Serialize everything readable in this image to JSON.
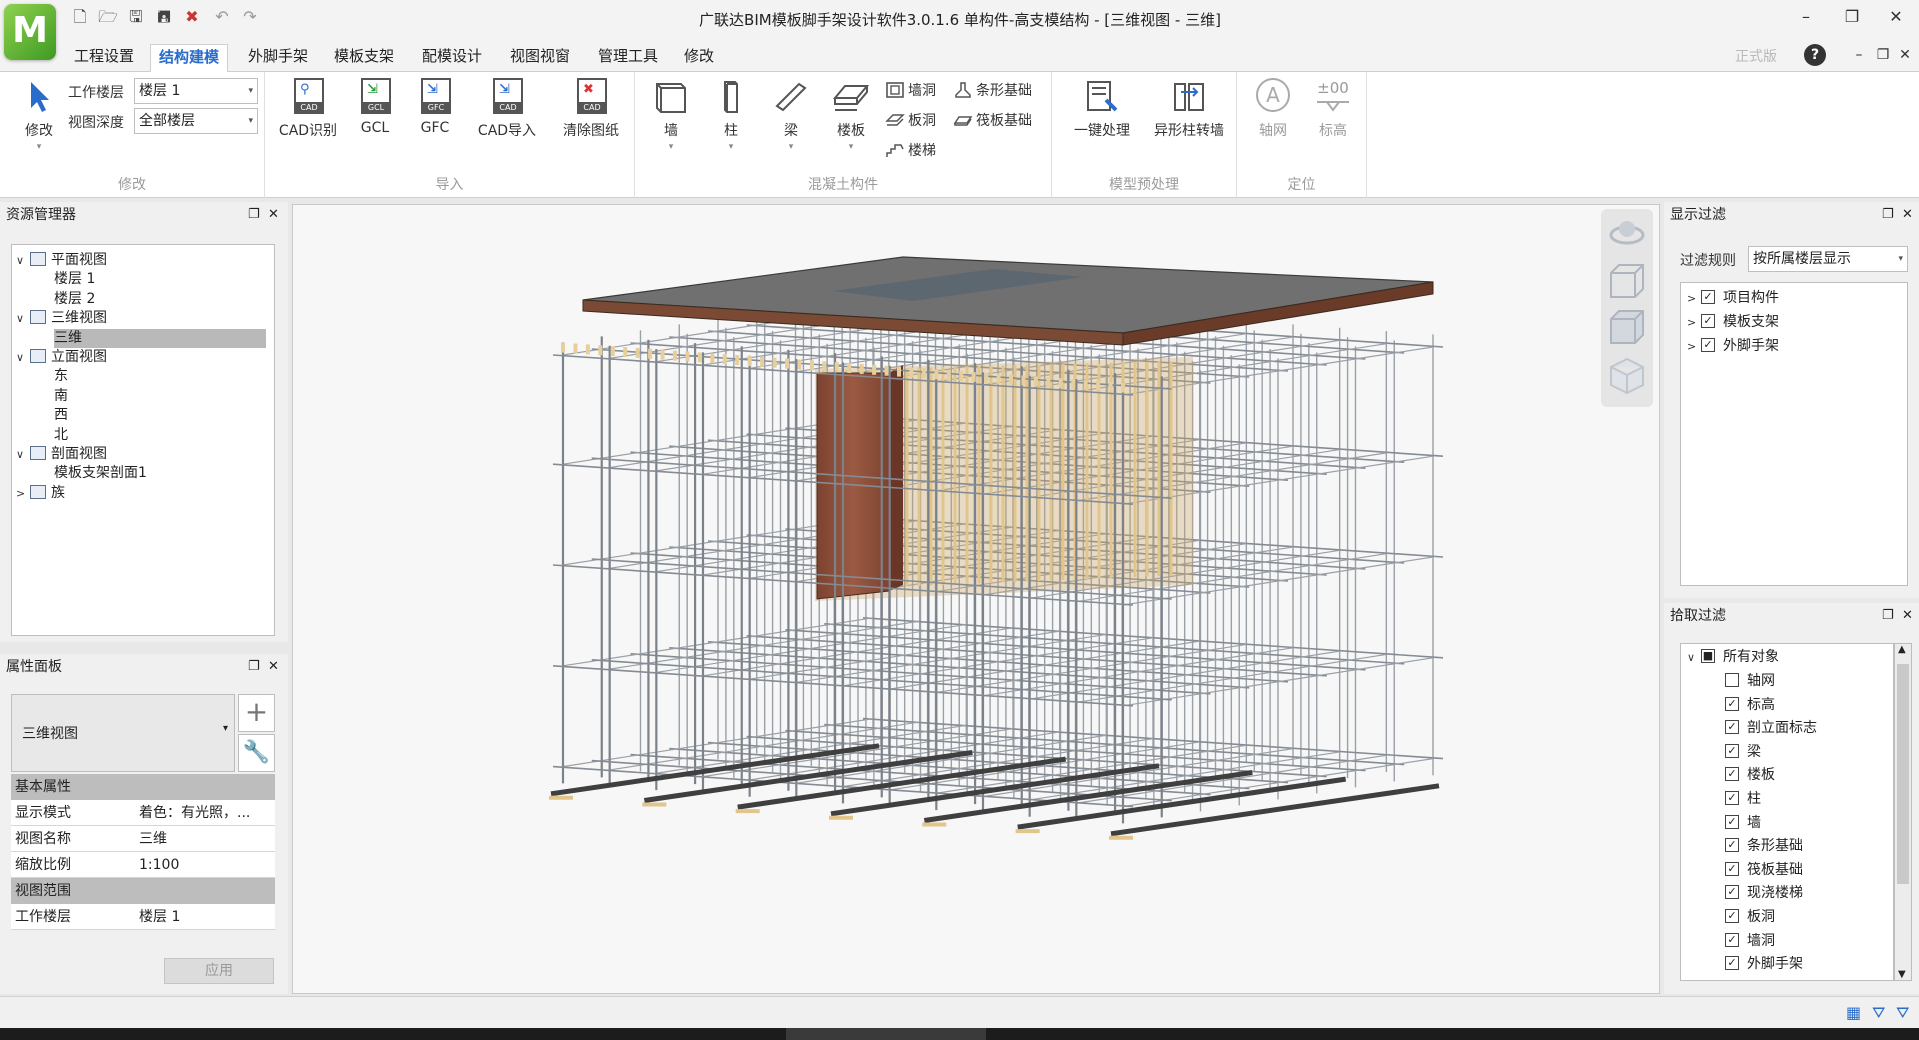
{
  "app": {
    "logo_letter": "M",
    "window_title": "广联达BIM模板脚手架设计软件3.0.1.6 单构件-高支模结构 - [三维视图 - 三维]",
    "edition_label": "正式版"
  },
  "quick_access": [
    "new-icon",
    "open-icon",
    "save-icon",
    "save-as-icon",
    "close-project-icon",
    "undo-icon",
    "redo-icon"
  ],
  "menu": {
    "tabs": [
      "工程设置",
      "结构建模",
      "外脚手架",
      "模板支架",
      "配模设计",
      "视图视窗",
      "管理工具",
      "修改"
    ],
    "active_tab": "结构建模"
  },
  "ribbon": {
    "modify": {
      "title": "修改",
      "modify_btn": "修改",
      "work_floor_label": "工作楼层",
      "work_floor_value": "楼层 1",
      "view_depth_label": "视图深度",
      "view_depth_value": "全部楼层"
    },
    "import": {
      "title": "导入",
      "cad_recognize": "CAD识别",
      "gcl": "GCL",
      "gfc": "GFC",
      "cad_import": "CAD导入",
      "clear_drawing": "清除图纸",
      "cad_tag": "CAD",
      "gcl_tag": "GCL",
      "gfc_tag": "GFC"
    },
    "concrete": {
      "title": "混凝土构件",
      "wall": "墙",
      "column": "柱",
      "beam": "梁",
      "slab": "楼板",
      "wall_opening": "墙洞",
      "slab_opening": "板洞",
      "stair": "楼梯",
      "strip_foundation": "条形基础",
      "raft_foundation": "筏板基础"
    },
    "preprocess": {
      "title": "模型预处理",
      "one_click": "一键处理",
      "irregular_column": "异形柱转墙"
    },
    "locate": {
      "title": "定位",
      "axis": "轴网",
      "axis_glyph": "A",
      "elevation": "标高",
      "elevation_glyph": "±00"
    }
  },
  "resource_manager": {
    "title": "资源管理器",
    "tree": [
      {
        "label": "平面视图",
        "level": 0,
        "expand": "∨",
        "icon": "plan-view-icon"
      },
      {
        "label": "楼层 1",
        "level": 1
      },
      {
        "label": "楼层 2",
        "level": 1
      },
      {
        "label": "三维视图",
        "level": 0,
        "expand": "∨",
        "icon": "3d-view-icon"
      },
      {
        "label": "三维",
        "level": 1,
        "selected": true
      },
      {
        "label": "立面视图",
        "level": 0,
        "expand": "∨",
        "icon": "elevation-view-icon"
      },
      {
        "label": "东",
        "level": 1
      },
      {
        "label": "南",
        "level": 1
      },
      {
        "label": "西",
        "level": 1
      },
      {
        "label": "北",
        "level": 1
      },
      {
        "label": "剖面视图",
        "level": 0,
        "expand": "∨",
        "icon": "section-view-icon"
      },
      {
        "label": "模板支架剖面1",
        "level": 1
      },
      {
        "label": "族",
        "level": 0,
        "expand": ">",
        "icon": "family-icon"
      }
    ]
  },
  "properties": {
    "title": "属性面板",
    "type_value": "三维视图",
    "sections": [
      {
        "name": "基本属性",
        "rows": [
          {
            "k": "显示模式",
            "v": "着色：有光照，..."
          },
          {
            "k": "视图名称",
            "v": "三维"
          },
          {
            "k": "缩放比例",
            "v": "1:100"
          }
        ]
      },
      {
        "name": "视图范围",
        "rows": [
          {
            "k": "工作楼层",
            "v": "楼层 1"
          }
        ]
      }
    ],
    "apply": "应用"
  },
  "display_filter": {
    "title": "显示过滤",
    "rule_label": "过滤规则",
    "rule_value": "按所属楼层显示",
    "items": [
      {
        "label": "项目构件",
        "checked": true
      },
      {
        "label": "模板支架",
        "checked": true
      },
      {
        "label": "外脚手架",
        "checked": true
      }
    ]
  },
  "pick_filter": {
    "title": "拾取过滤",
    "root": "所有对象",
    "items": [
      {
        "label": "轴网",
        "checked": false
      },
      {
        "label": "标高",
        "checked": true
      },
      {
        "label": "剖立面标志",
        "checked": true
      },
      {
        "label": "梁",
        "checked": true
      },
      {
        "label": "楼板",
        "checked": true
      },
      {
        "label": "柱",
        "checked": true
      },
      {
        "label": "墙",
        "checked": true
      },
      {
        "label": "条形基础",
        "checked": true
      },
      {
        "label": "筏板基础",
        "checked": true
      },
      {
        "label": "现浇楼梯",
        "checked": true
      },
      {
        "label": "板洞",
        "checked": true
      },
      {
        "label": "墙洞",
        "checked": true
      },
      {
        "label": "外脚手架",
        "checked": true
      }
    ]
  },
  "colors": {
    "accent": "#2a6cc9",
    "slab_top": "#6f6f6f",
    "slab_edge": "#7a4a34",
    "beam_face": "#8a4e37",
    "scaffold": "#8a8f96",
    "timber": "#e2c58b"
  }
}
----------
*AIM OF THE TASK*
Leaving out the pictures, repeat the data above exactly.

*IN RESPONSE*
Serialize everything readable in this image to JSON.
{
  "app": {
    "logo_letter": "M",
    "window_title": "广联达BIM模板脚手架设计软件3.0.1.6 单构件-高支模结构 - [三维视图 - 三维]",
    "edition_label": "正式版"
  },
  "quick_access": [
    "new-icon",
    "open-icon",
    "save-icon",
    "save-as-icon",
    "close-project-icon",
    "undo-icon",
    "redo-icon"
  ],
  "menu": {
    "tabs": [
      "工程设置",
      "结构建模",
      "外脚手架",
      "模板支架",
      "配模设计",
      "视图视窗",
      "管理工具",
      "修改"
    ],
    "active_tab": "结构建模"
  },
  "ribbon": {
    "modify": {
      "title": "修改",
      "modify_btn": "修改",
      "work_floor_label": "工作楼层",
      "work_floor_value": "楼层 1",
      "view_depth_label": "视图深度",
      "view_depth_value": "全部楼层"
    },
    "import": {
      "title": "导入",
      "cad_recognize": "CAD识别",
      "gcl": "GCL",
      "gfc": "GFC",
      "cad_import": "CAD导入",
      "clear_drawing": "清除图纸",
      "cad_tag": "CAD",
      "gcl_tag": "GCL",
      "gfc_tag": "GFC"
    },
    "concrete": {
      "title": "混凝土构件",
      "wall": "墙",
      "column": "柱",
      "beam": "梁",
      "slab": "楼板",
      "wall_opening": "墙洞",
      "slab_opening": "板洞",
      "stair": "楼梯",
      "strip_foundation": "条形基础",
      "raft_foundation": "筏板基础"
    },
    "preprocess": {
      "title": "模型预处理",
      "one_click": "一键处理",
      "irregular_column": "异形柱转墙"
    },
    "locate": {
      "title": "定位",
      "axis": "轴网",
      "axis_glyph": "A",
      "elevation": "标高",
      "elevation_glyph": "±00"
    }
  },
  "resource_manager": {
    "title": "资源管理器",
    "tree": [
      {
        "label": "平面视图",
        "level": 0,
        "expand": "∨",
        "icon": "plan-view-icon"
      },
      {
        "label": "楼层 1",
        "level": 1
      },
      {
        "label": "楼层 2",
        "level": 1
      },
      {
        "label": "三维视图",
        "level": 0,
        "expand": "∨",
        "icon": "3d-view-icon"
      },
      {
        "label": "三维",
        "level": 1,
        "selected": true
      },
      {
        "label": "立面视图",
        "level": 0,
        "expand": "∨",
        "icon": "elevation-view-icon"
      },
      {
        "label": "东",
        "level": 1
      },
      {
        "label": "南",
        "level": 1
      },
      {
        "label": "西",
        "level": 1
      },
      {
        "label": "北",
        "level": 1
      },
      {
        "label": "剖面视图",
        "level": 0,
        "expand": "∨",
        "icon": "section-view-icon"
      },
      {
        "label": "模板支架剖面1",
        "level": 1
      },
      {
        "label": "族",
        "level": 0,
        "expand": ">",
        "icon": "family-icon"
      }
    ]
  },
  "properties": {
    "title": "属性面板",
    "type_value": "三维视图",
    "sections": [
      {
        "name": "基本属性",
        "rows": [
          {
            "k": "显示模式",
            "v": "着色：有光照，..."
          },
          {
            "k": "视图名称",
            "v": "三维"
          },
          {
            "k": "缩放比例",
            "v": "1:100"
          }
        ]
      },
      {
        "name": "视图范围",
        "rows": [
          {
            "k": "工作楼层",
            "v": "楼层 1"
          }
        ]
      }
    ],
    "apply": "应用"
  },
  "display_filter": {
    "title": "显示过滤",
    "rule_label": "过滤规则",
    "rule_value": "按所属楼层显示",
    "items": [
      {
        "label": "项目构件",
        "checked": true
      },
      {
        "label": "模板支架",
        "checked": true
      },
      {
        "label": "外脚手架",
        "checked": true
      }
    ]
  },
  "pick_filter": {
    "title": "拾取过滤",
    "root": "所有对象",
    "items": [
      {
        "label": "轴网",
        "checked": false
      },
      {
        "label": "标高",
        "checked": true
      },
      {
        "label": "剖立面标志",
        "checked": true
      },
      {
        "label": "梁",
        "checked": true
      },
      {
        "label": "楼板",
        "checked": true
      },
      {
        "label": "柱",
        "checked": true
      },
      {
        "label": "墙",
        "checked": true
      },
      {
        "label": "条形基础",
        "checked": true
      },
      {
        "label": "筏板基础",
        "checked": true
      },
      {
        "label": "现浇楼梯",
        "checked": true
      },
      {
        "label": "板洞",
        "checked": true
      },
      {
        "label": "墙洞",
        "checked": true
      },
      {
        "label": "外脚手架",
        "checked": true
      }
    ]
  },
  "colors": {
    "accent": "#2a6cc9",
    "slab_top": "#6f6f6f",
    "slab_edge": "#7a4a34",
    "beam_face": "#8a4e37",
    "scaffold": "#8a8f96",
    "timber": "#e2c58b"
  }
}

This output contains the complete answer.